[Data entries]
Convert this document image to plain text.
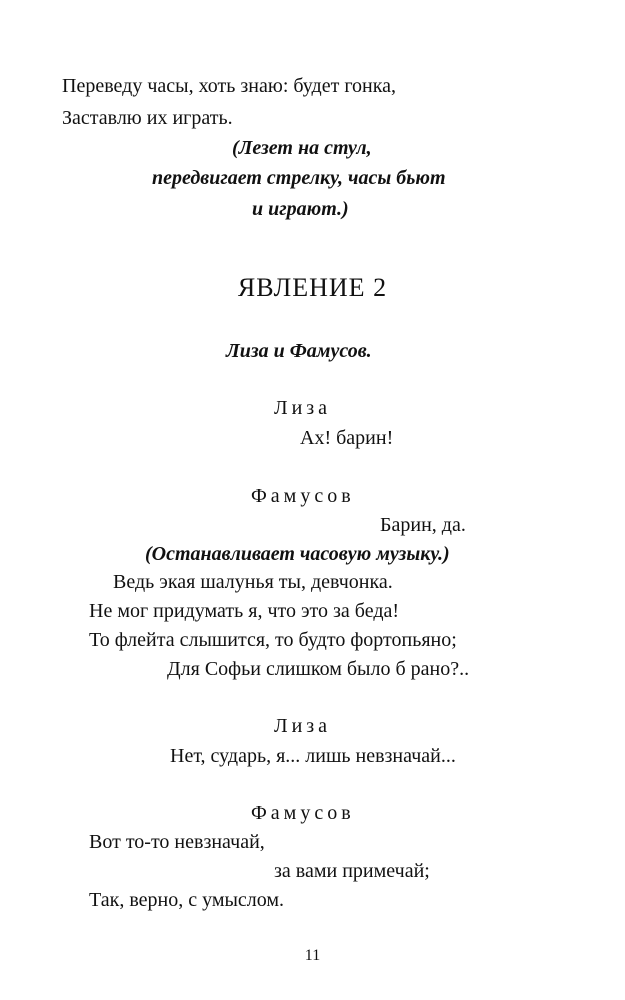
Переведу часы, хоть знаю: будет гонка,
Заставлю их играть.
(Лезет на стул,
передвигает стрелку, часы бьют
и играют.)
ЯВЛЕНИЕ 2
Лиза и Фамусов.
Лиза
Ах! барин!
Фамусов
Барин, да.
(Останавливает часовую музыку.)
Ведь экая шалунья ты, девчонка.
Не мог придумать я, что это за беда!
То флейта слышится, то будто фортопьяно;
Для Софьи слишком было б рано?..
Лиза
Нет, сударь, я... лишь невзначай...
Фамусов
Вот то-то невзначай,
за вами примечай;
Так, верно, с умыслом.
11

What you should do –
Pull every line containing the word "невзначай" out of the material and copy it.

Task result –
Нет, сударь, я... лишь невзначай...
Вот то-то невзначай,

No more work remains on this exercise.